## Start

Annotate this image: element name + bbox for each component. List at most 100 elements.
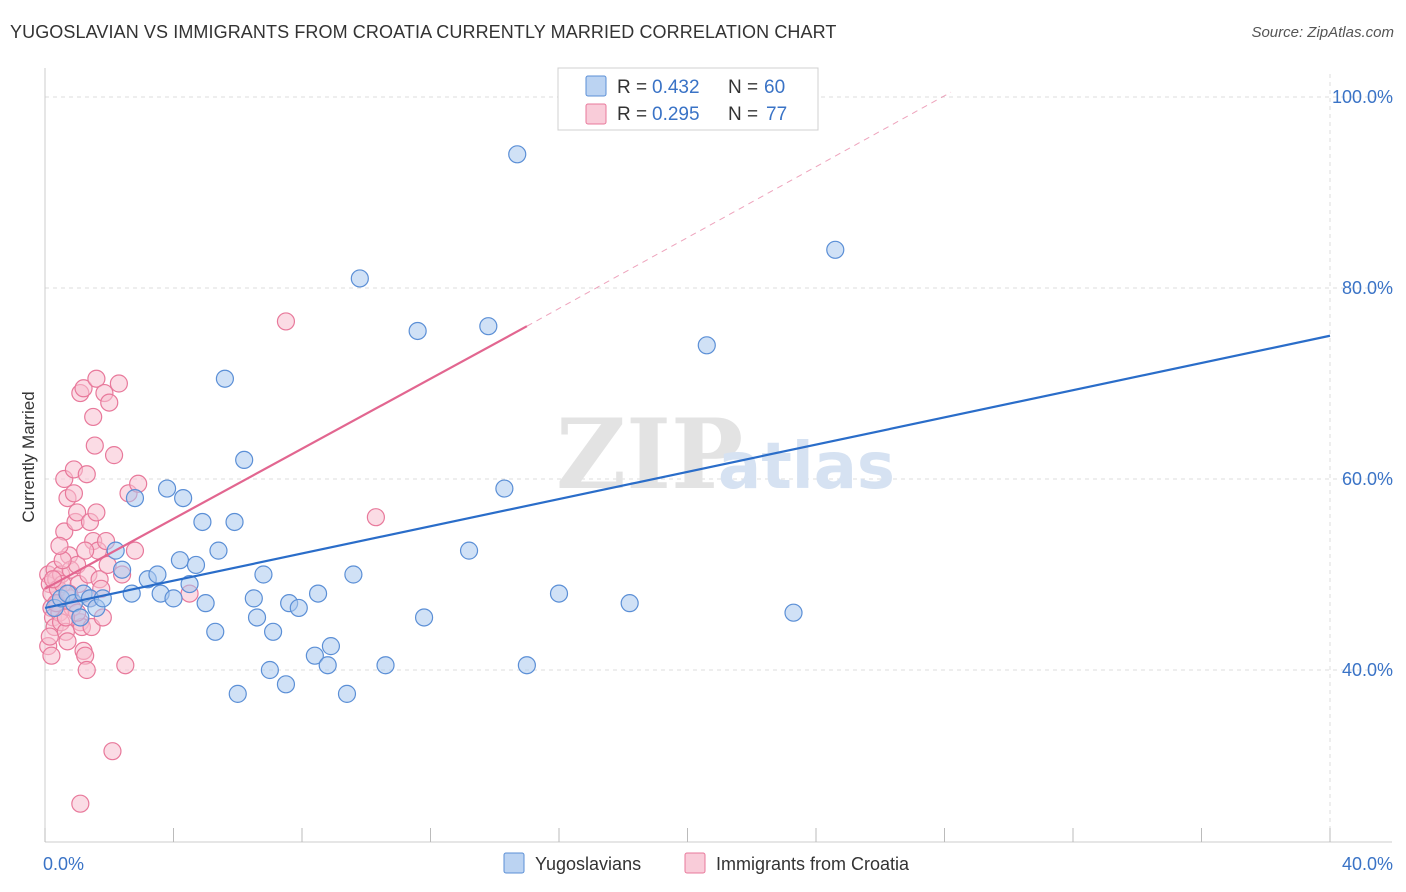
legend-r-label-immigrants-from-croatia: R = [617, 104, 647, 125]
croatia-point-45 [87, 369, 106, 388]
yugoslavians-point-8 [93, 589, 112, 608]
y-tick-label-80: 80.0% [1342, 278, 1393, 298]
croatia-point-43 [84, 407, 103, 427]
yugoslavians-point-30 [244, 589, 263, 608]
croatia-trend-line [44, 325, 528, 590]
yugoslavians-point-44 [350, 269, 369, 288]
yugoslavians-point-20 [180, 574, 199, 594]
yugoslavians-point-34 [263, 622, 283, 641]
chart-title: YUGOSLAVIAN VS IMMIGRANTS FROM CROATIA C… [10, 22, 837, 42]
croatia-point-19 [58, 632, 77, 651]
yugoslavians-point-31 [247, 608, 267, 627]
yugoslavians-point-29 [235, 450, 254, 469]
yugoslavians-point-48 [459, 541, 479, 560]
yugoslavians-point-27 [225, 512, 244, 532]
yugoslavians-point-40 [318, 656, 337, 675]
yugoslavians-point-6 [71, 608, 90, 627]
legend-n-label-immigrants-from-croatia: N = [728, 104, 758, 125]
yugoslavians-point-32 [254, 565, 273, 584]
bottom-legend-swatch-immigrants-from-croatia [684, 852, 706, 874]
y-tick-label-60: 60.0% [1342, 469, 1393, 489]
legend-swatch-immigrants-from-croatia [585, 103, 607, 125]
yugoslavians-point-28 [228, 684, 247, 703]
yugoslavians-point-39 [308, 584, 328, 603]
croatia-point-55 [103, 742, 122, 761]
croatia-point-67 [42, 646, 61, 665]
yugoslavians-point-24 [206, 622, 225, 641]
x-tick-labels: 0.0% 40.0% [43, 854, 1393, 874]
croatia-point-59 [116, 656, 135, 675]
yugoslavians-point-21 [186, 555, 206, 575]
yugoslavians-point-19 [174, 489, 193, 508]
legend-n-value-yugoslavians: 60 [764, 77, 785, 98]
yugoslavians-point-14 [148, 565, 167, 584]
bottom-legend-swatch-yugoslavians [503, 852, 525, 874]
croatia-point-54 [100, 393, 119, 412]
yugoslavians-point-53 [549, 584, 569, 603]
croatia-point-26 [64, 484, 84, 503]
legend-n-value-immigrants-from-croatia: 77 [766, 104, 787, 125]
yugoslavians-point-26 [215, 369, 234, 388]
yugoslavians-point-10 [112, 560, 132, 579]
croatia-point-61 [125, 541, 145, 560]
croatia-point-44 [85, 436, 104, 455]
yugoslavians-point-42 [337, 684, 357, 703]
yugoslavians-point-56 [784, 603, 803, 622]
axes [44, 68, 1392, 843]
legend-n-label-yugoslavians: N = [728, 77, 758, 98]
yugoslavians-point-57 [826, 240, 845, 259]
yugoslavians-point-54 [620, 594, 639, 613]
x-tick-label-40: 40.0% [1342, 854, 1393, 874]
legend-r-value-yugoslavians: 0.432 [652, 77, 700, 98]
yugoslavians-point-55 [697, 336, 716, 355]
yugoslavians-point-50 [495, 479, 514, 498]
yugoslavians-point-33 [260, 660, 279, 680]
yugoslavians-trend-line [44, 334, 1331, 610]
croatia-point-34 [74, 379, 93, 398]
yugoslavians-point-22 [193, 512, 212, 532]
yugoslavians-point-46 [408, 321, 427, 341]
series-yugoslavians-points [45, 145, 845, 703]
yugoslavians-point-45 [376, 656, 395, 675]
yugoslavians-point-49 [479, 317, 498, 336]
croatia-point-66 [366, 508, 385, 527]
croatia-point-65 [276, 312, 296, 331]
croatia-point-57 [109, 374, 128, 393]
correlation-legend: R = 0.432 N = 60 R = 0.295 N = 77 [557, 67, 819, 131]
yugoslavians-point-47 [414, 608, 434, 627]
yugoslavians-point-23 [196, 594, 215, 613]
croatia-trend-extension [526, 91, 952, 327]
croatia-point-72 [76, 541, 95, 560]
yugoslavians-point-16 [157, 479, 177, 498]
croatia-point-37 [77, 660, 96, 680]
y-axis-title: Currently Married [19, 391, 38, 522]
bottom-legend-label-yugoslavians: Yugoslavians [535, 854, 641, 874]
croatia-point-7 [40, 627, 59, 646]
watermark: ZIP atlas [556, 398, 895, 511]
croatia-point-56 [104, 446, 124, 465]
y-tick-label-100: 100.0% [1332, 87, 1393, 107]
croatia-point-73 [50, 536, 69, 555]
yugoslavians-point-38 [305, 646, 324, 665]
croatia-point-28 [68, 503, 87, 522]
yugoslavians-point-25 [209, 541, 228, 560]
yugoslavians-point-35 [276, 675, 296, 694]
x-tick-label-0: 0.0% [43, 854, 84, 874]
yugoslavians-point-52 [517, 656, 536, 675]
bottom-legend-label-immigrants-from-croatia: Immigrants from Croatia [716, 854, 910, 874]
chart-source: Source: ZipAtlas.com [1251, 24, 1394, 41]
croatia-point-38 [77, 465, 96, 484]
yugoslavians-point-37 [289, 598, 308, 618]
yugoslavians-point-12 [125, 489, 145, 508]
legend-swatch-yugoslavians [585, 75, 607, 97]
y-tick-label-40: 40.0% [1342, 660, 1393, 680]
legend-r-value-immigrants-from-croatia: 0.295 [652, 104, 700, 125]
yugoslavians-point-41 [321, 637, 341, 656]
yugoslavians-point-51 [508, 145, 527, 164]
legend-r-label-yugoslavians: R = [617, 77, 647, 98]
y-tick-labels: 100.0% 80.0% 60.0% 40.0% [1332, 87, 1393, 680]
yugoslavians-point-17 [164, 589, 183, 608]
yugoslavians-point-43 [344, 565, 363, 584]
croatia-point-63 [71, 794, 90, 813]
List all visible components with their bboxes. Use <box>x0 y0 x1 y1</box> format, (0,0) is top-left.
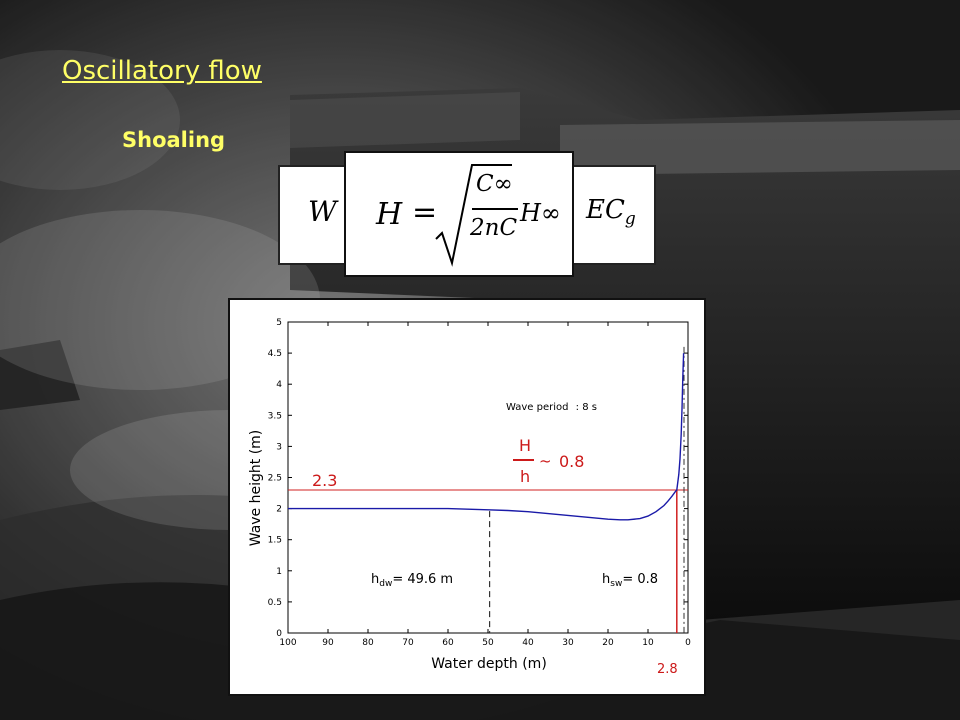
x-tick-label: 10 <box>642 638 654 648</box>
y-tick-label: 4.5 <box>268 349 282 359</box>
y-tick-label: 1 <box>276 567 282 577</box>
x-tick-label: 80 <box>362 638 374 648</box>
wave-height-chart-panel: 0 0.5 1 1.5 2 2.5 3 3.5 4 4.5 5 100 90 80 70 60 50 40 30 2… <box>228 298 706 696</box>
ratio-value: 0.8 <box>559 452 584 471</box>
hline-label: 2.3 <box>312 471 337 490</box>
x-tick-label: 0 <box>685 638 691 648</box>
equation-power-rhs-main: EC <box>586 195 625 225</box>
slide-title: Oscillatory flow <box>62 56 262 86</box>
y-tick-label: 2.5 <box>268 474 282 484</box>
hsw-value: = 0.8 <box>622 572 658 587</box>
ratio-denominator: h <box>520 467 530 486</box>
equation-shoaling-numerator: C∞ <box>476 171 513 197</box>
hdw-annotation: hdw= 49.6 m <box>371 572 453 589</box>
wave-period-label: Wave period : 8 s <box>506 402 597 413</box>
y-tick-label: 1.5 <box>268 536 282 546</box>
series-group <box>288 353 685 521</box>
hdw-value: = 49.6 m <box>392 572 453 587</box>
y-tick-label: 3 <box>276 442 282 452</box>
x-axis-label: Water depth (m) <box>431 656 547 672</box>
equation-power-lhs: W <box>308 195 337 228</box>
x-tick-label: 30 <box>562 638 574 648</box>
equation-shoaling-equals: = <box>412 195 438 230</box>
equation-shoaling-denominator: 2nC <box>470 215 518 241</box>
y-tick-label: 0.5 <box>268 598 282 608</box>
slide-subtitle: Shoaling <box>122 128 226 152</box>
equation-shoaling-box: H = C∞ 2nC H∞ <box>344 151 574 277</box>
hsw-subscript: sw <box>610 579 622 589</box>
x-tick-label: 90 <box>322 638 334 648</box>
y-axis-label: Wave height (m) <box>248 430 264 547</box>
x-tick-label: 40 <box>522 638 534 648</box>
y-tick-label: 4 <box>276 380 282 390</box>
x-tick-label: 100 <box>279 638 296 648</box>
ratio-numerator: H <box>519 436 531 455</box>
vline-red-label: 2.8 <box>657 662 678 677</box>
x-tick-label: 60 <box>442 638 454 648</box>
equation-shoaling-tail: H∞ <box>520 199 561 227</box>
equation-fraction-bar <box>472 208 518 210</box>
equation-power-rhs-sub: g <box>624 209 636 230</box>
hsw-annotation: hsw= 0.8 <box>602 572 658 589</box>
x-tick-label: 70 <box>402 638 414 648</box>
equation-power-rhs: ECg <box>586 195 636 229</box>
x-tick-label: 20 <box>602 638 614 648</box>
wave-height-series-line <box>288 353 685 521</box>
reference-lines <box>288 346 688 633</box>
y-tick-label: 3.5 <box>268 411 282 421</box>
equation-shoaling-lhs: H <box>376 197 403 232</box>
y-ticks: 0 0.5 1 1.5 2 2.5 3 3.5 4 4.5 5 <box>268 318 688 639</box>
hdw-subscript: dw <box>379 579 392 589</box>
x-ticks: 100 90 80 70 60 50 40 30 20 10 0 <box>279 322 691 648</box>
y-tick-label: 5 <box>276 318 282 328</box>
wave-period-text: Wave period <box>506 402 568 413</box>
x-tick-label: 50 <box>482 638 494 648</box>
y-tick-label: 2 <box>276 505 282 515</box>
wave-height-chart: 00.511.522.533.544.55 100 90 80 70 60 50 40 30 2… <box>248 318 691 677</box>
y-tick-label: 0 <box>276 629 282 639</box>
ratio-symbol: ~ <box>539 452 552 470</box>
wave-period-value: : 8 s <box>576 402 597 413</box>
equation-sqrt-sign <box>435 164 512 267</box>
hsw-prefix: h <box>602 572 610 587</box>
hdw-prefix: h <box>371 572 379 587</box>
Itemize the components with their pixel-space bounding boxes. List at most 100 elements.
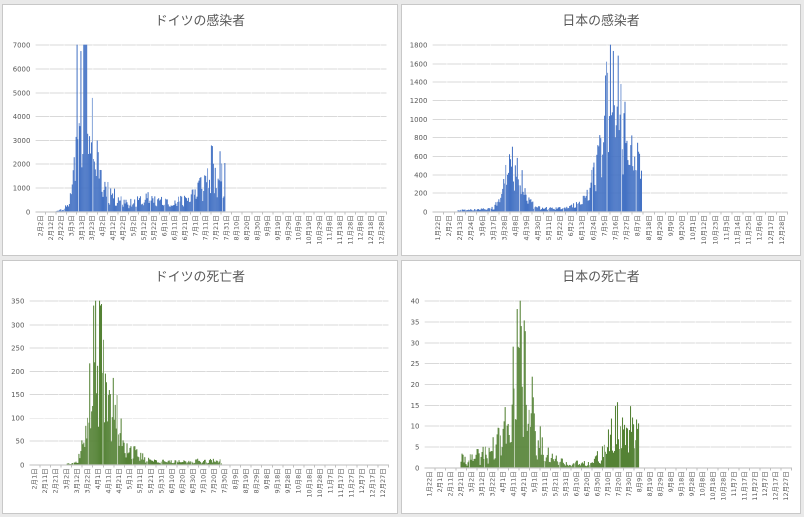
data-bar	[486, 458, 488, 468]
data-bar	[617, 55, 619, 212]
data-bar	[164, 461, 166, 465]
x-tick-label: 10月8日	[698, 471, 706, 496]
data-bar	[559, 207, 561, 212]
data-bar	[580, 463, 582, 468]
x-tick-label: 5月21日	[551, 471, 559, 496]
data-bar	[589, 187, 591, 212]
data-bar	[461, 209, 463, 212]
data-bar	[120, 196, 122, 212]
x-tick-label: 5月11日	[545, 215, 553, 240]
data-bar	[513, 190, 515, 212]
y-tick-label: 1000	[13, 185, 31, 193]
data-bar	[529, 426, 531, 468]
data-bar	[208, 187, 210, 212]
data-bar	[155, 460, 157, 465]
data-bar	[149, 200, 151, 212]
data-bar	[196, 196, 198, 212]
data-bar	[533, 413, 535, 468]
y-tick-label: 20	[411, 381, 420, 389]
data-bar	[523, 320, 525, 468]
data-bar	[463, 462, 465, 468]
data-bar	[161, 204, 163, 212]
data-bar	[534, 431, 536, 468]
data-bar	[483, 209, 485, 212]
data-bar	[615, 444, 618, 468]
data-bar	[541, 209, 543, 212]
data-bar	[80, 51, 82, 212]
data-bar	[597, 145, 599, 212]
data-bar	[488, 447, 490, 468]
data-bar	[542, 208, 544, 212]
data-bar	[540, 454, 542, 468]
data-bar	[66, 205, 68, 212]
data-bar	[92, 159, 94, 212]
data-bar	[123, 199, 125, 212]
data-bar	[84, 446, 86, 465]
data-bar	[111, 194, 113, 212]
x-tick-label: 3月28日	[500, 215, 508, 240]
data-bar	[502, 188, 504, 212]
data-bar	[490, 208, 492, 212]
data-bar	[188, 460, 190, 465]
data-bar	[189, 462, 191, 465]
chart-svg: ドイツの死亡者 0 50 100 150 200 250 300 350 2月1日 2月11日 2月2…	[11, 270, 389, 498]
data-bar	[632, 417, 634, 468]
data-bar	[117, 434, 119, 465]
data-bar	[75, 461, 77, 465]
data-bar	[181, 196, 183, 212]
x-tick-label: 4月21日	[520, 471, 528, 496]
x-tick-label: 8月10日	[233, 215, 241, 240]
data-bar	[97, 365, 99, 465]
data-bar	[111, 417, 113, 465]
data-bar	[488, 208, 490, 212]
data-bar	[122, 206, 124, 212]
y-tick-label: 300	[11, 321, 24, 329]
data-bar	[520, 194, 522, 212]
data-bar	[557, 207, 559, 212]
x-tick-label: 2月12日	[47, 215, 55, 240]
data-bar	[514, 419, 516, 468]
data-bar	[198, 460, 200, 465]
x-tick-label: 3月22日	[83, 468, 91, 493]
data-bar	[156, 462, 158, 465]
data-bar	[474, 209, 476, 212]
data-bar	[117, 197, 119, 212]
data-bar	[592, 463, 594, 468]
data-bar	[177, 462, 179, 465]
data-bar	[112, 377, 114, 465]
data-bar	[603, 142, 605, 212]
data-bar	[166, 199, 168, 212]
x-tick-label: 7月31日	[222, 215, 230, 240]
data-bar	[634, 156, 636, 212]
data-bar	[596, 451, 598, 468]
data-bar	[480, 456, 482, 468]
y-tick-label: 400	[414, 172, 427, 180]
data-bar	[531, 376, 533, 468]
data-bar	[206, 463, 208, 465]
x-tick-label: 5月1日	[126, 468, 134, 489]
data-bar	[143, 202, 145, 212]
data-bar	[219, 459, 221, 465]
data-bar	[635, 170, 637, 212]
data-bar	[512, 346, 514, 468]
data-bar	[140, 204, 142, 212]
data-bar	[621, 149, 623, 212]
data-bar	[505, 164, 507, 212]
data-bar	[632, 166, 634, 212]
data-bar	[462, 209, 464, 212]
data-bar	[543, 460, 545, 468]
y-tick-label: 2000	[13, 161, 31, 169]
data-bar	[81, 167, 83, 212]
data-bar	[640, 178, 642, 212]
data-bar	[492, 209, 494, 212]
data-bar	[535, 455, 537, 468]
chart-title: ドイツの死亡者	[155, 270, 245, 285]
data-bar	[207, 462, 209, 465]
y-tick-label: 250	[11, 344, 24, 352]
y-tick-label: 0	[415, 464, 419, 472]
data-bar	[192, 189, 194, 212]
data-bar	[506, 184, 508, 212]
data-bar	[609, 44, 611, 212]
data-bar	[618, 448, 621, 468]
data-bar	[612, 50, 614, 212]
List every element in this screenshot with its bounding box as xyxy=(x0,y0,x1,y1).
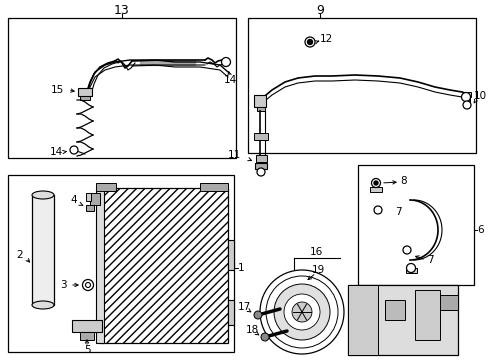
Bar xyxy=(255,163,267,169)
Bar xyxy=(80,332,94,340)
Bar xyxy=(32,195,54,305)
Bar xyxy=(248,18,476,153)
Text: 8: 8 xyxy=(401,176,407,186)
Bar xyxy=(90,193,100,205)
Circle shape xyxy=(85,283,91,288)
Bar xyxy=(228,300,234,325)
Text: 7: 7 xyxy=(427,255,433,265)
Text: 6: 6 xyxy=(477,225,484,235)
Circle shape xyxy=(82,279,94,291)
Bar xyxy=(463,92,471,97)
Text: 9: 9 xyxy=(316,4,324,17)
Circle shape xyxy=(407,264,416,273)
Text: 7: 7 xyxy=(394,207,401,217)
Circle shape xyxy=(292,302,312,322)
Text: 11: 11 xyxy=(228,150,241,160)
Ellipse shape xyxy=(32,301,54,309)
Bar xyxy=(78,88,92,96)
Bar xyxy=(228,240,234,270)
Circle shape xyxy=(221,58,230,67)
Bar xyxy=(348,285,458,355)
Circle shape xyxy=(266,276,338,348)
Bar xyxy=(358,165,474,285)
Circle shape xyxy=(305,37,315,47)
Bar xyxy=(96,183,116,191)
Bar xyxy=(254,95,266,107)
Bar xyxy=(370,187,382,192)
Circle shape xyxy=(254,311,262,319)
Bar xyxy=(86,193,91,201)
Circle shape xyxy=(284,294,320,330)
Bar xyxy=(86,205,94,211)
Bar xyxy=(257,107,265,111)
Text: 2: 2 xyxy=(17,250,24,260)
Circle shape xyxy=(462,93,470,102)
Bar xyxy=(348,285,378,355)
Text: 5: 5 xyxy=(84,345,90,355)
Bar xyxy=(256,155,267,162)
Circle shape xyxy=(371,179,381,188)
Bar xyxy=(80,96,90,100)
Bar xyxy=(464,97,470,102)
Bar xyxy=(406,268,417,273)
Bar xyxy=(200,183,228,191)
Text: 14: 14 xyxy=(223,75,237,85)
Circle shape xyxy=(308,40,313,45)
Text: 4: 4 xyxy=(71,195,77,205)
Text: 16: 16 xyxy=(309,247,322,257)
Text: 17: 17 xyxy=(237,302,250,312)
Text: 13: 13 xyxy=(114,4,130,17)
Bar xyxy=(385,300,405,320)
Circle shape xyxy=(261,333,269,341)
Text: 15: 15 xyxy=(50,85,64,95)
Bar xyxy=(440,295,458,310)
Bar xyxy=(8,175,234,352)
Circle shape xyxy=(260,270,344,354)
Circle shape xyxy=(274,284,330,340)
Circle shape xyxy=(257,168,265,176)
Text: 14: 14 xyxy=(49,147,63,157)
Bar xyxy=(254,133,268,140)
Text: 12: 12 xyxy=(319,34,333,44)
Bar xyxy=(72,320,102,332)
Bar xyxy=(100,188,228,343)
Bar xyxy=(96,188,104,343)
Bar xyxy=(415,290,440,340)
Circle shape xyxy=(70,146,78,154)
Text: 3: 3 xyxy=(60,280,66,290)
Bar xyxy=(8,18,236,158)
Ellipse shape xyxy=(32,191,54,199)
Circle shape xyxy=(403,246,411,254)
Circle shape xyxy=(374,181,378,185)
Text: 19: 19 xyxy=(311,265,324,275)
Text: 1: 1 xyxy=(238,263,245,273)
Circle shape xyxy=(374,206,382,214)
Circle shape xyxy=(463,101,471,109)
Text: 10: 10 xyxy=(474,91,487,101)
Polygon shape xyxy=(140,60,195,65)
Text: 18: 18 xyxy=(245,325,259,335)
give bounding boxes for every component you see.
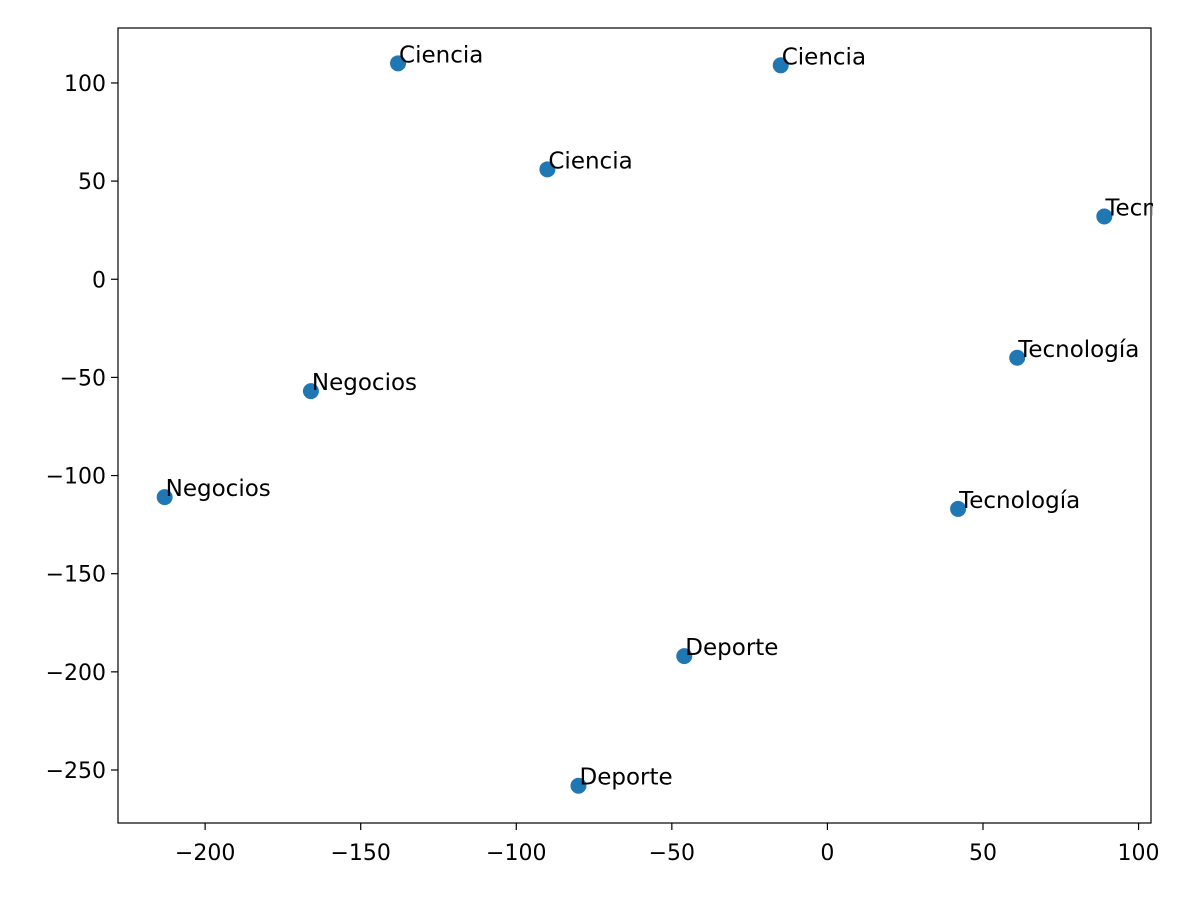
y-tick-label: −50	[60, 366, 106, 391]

## End

Goal. Copy out the stretch from the line containing "Bar xyxy=(255,163,267,169)" through the line containing "Circle shape xyxy=(371,179,381,188)", swapping every "Circle shape" for "Circle" and keeping everything else unchanged.

Written answer.
Bar xyxy=(255,163,267,169)
Bar xyxy=(80,332,94,340)
Bar xyxy=(32,195,54,305)
Bar xyxy=(248,18,476,153)
Text: 8: 8 xyxy=(401,176,407,186)
Bar xyxy=(90,193,100,205)
Circle xyxy=(85,283,91,288)
Bar xyxy=(228,300,234,325)
Text: 7: 7 xyxy=(427,255,433,265)
Text: 6: 6 xyxy=(477,225,484,235)
Circle xyxy=(82,279,94,291)
Bar xyxy=(463,92,471,97)
Text: 9: 9 xyxy=(316,4,324,17)
Circle xyxy=(407,264,416,273)
Text: 7: 7 xyxy=(394,207,401,217)
Circle xyxy=(292,302,312,322)
Text: 11: 11 xyxy=(228,150,241,160)
Ellipse shape xyxy=(32,301,54,309)
Bar xyxy=(78,88,92,96)
Bar xyxy=(228,240,234,270)
Circle xyxy=(221,58,230,67)
Bar xyxy=(348,285,458,355)
Circle xyxy=(266,276,338,348)
Bar xyxy=(358,165,474,285)
Circle xyxy=(305,37,315,47)
Bar xyxy=(96,183,116,191)
Bar xyxy=(254,95,266,107)
Bar xyxy=(370,187,382,192)
Circle xyxy=(254,311,262,319)
Bar xyxy=(86,193,91,201)
Circle xyxy=(284,294,320,330)
Bar xyxy=(86,205,94,211)
Bar xyxy=(257,107,265,111)
Text: 2: 2 xyxy=(17,250,24,260)
Circle xyxy=(462,93,470,102)
Bar xyxy=(348,285,378,355)
Text: 5: 5 xyxy=(84,345,90,355)
Bar xyxy=(256,155,267,162)
Circle xyxy=(371,179,381,188)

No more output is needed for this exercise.